Bondholders know all of this when they buy sovereign debt of any sort. The disclosure documents routinely note the difficulty of exercising formal collection mechanisms. Investors thus purchase sovereign debt instruments with an understanding that “sovereign debt,” or its domestic equivalent “municipal debt,” is unlike traditional corporate debt.


This Part examines the interaction of sovereignty with a bankruptcy or insolvency system. In the first Section, I explain why a sovereign debtor will not benefit from bankruptcy’s key features. To a sovereign who has retained sovereignty, the bankruptcy system has nothing to offer except to serve as a form of enhanced mediation, a task to which it is not ideally suited. But for a sovereign that lacks the elements of sovereignty, either by design or because it gave it up by contract, such a system retains some appeal. In the second Section of this Part, I consider how an insolvency mechanism works at cross purposes with the very raison d’être of a governmental entity.

A. The Usefulness of Bankruptcy

Insolvency systems are designed for debtors who risk having their value destroyed by individualistic creditor behavior.70 Creditors acting in their individually rational self-interests can promote results that are socially inefficient.71 The individual thrown into debtor’s prison or the railroad corporation that is dismembered piecemeal by sheriff’s sales provide representative examples.72 Thus, virtually any insolvency system, in any jurisdiction, will be based around the idea of limiting individual creditor action in favor of collective recovery.73

But sovereigns are different; they face no risk of individual creditor suits demolishing their value.74 Creditors can impose real costs on sovereigns—as the recent Argentine litigation demonstrates75—but only if the creditors are willing to incur costs themselves.76 Even for all of their success in court, the holdout bondholders did not actually collect anything on their bonds until they finally settled with Argentina.77 Because of their sovereignty, sovereign debtors go through life with a kind of “automatic stay” always in place.78 As such, they would gain little from most of the features common to insolvency laws throughout the world. Rejecting contracts under legal process—as allowed by section 365 of the Bankruptcy Code—means little if the debtor already had an ability to breach with relative impunity. An ability to recover preferences79 makes little sense if the debtor should have an ability to resist pressure to make preferential payments in the first instance.

Element region listings:
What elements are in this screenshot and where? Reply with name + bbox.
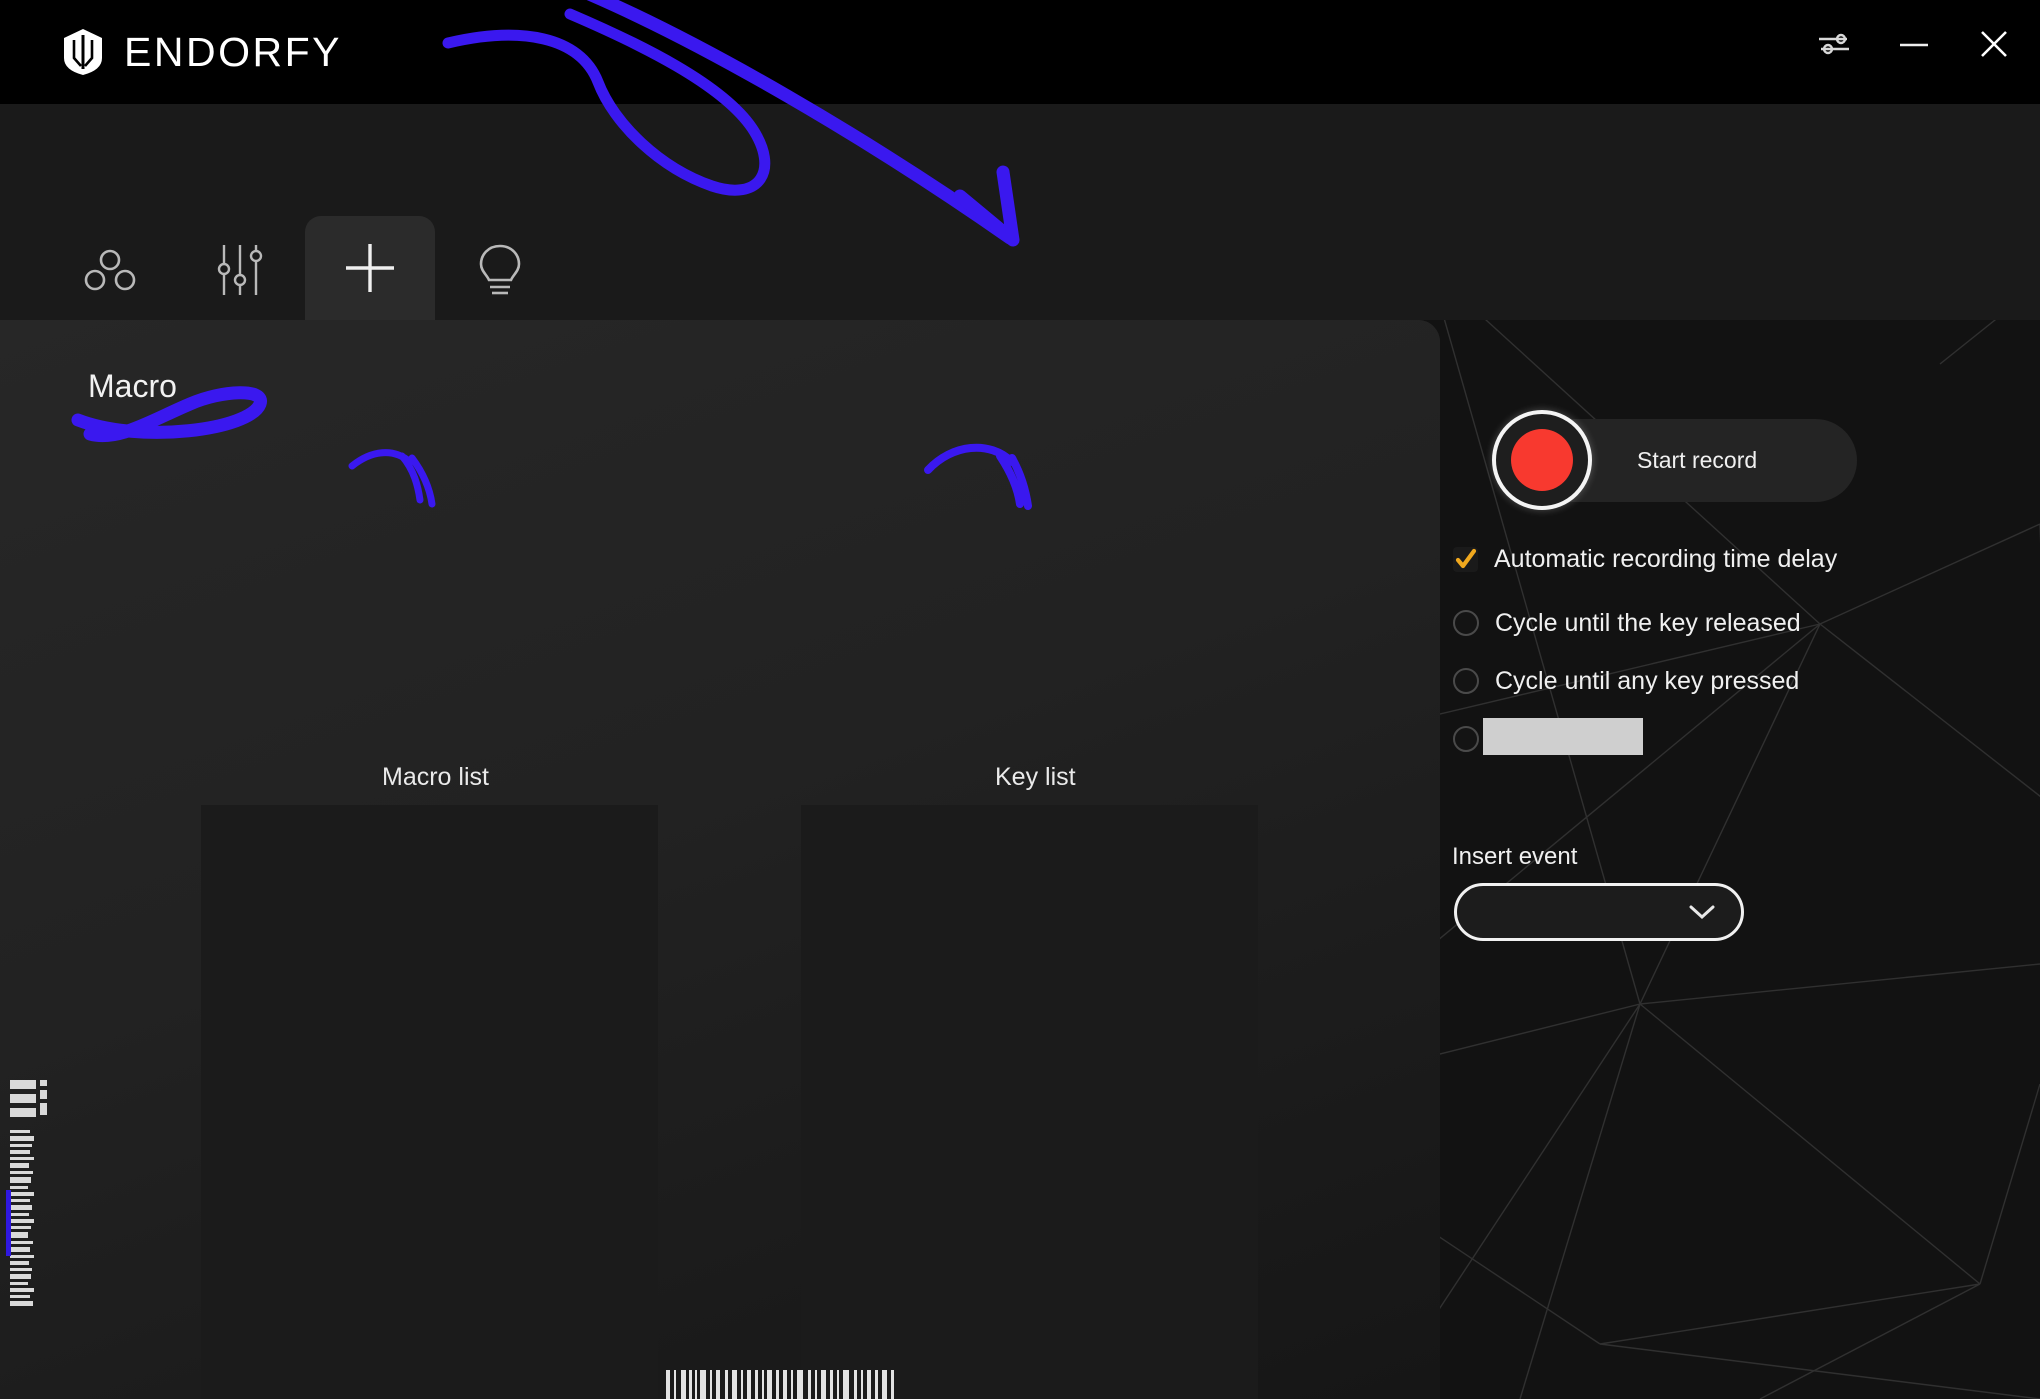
window-controls <box>1812 22 2016 66</box>
start-record-label: Start record <box>1637 447 1758 473</box>
key-list-label: Key list <box>995 763 1076 791</box>
insert-event-dropdown[interactable] <box>1454 883 1744 941</box>
checkbox-checked-icon <box>1453 547 1478 572</box>
close-icon <box>1981 31 2007 57</box>
endorfy-app-window: ENDORFY Macro Macro list Key list Start … <box>0 0 2040 1399</box>
minimize-button[interactable] <box>1892 22 1936 66</box>
macro-list-label: Macro list <box>382 763 489 791</box>
option-cycle-any-key[interactable]: Cycle until any key pressed <box>1453 668 1799 694</box>
barcode-horizontal-decoration <box>666 1370 894 1399</box>
sliders-vertical-icon <box>217 245 263 295</box>
macro-list-box[interactable] <box>201 805 658 1399</box>
barcode-vertical-decoration <box>6 1080 47 1306</box>
tab-macro[interactable] <box>305 216 435 320</box>
tab-lighting[interactable] <box>435 220 565 320</box>
option-label: Cycle until any key pressed <box>1495 666 1800 695</box>
plus-icon <box>346 244 394 292</box>
tab-buttons[interactable] <box>45 220 175 320</box>
tab-strip <box>0 104 2040 320</box>
key-list-box[interactable] <box>801 805 1258 1399</box>
tab-performance[interactable] <box>175 220 305 320</box>
page-title: Macro <box>88 368 177 404</box>
radio-unchecked-icon <box>1453 668 1479 694</box>
macro-panel: Macro Macro list Key list New macro Dele… <box>0 320 1440 1399</box>
insert-event-label: Insert event <box>1452 843 1578 870</box>
option-label: Cycle until the key released <box>1495 608 1801 637</box>
lightbulb-icon <box>479 244 521 295</box>
title-bar: ENDORFY <box>0 0 2040 104</box>
endorfy-logo-icon <box>64 29 102 75</box>
option-label: Automatic recording time delay <box>1494 545 1838 573</box>
radio-unchecked-icon <box>1453 610 1479 636</box>
sliders-icon <box>1819 33 1849 55</box>
settings-button[interactable] <box>1812 22 1856 66</box>
radio-unchecked-icon <box>1453 726 1479 752</box>
minimize-icon <box>1900 43 1928 47</box>
option-auto-delay[interactable]: Automatic recording time delay <box>1453 547 1837 572</box>
record-indicator <box>1492 410 1592 510</box>
chevron-down-icon <box>1689 905 1715 920</box>
start-record-button[interactable]: Start record <box>1492 410 1857 510</box>
brand: ENDORFY <box>62 20 342 84</box>
option-cycle-key-released[interactable]: Cycle until the key released <box>1453 610 1801 636</box>
cycle-times-input[interactable] <box>1483 718 1643 755</box>
record-side-panel: Start record Automatic recording time de… <box>1440 320 2040 1399</box>
tab-list <box>0 216 565 320</box>
close-button[interactable] <box>1972 22 2016 66</box>
brand-name: ENDORFY <box>124 28 342 75</box>
record-dot-icon <box>1511 429 1573 491</box>
three-circles-icon <box>84 249 136 291</box>
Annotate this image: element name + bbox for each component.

EXERCISES TO COMPLETE:
**1.** According to the passage on sovereign debt and bankruptcy, what idea is virtually any insolvency system based around?
**2.** Continue the passage on sovereign debt and bankruptcy from the point where it stops.

RESPONSES PER TASK:
**1.** Limiting individual creditor action in favor of collective recovery.

**2.**
More broadly, given that a governmental debtor is never subject to liquidation, the value of its assets are largely irrelevant to any debt restructuring discussion.80 Instead, the question is the amount of revenues that the debtor might generate; or, more directly, the taxes the debtor might collect.81 But the determination of the extent or present availability of the debtor’s taxing power as a source for distribution to creditors is essentially a legislative function involving matters of public policy. A bankruptcy judge brings little to this discussion. As Anna Gelpern has noted, “[b]ankruptcy is at best unproven, and at worst unsuited to overtly political tasks . . . .”82

A review of all of the proposals83 for sovereign bankruptcy systems leads to the conclusion that the primary benefit conferred by such a system is the introduction of a discharge.84 In the abstract, a governmental debtor should not need a discharge because it is sovereign. But the Argentine situation has highlighted the usefulness of a discharge with regard to holdout creditors.85 Holdouts like the bondholders in that case could have been bound to a deal if Argentina’s old bond obligations could have been discharged. And such a discharge could potentially remove the long tail of litigation that threatens any sovereign debt restructuring. The question is whether adopting such a system will simply move the pressure to an earlier stage, making the negotiations of a workout more fraught. In such circumstances, what does the bankruptcy process actually add? The decision to pay bondholders is ultimately one for policymakers, considering the need for market access as balanced against the cost to other constituencies, such as those who are hurt when funds for social services are redirected to creditors.86

At best, bankruptcy for sovereign debtors offers a system of mediation cleverly disguised in the ancient language of bankruptcy. The judge can gather the parties in a single forum, and urge them along the path toward a workout. The allocation of losses and the calibration of recoveries can be cloaked in the judicial language of a process that even within domestic law maintains a kind of technocratic distance from “normal” law. But at heart, the resolution of sovereign financial distress ultimately requires the sovereign to decide that it wants to pay.

Where a sovereign state gets into financial difficulties, the usual reorganization practice is relatively straightforward, not nearly as complex as a workout involving a large transnational firm.87 The government makes an offer to its bondholders to exchange their existing bonds for new bonds issued at a discount to the existing bonds; the bondholders take a “haircut.” If the government and the bondholders are unable to reach an agreement, the government hides behind its sovereignty as long as it can and the bondholders hope that the state’s need for market access ripens before the bondholders’ collective will breaks down.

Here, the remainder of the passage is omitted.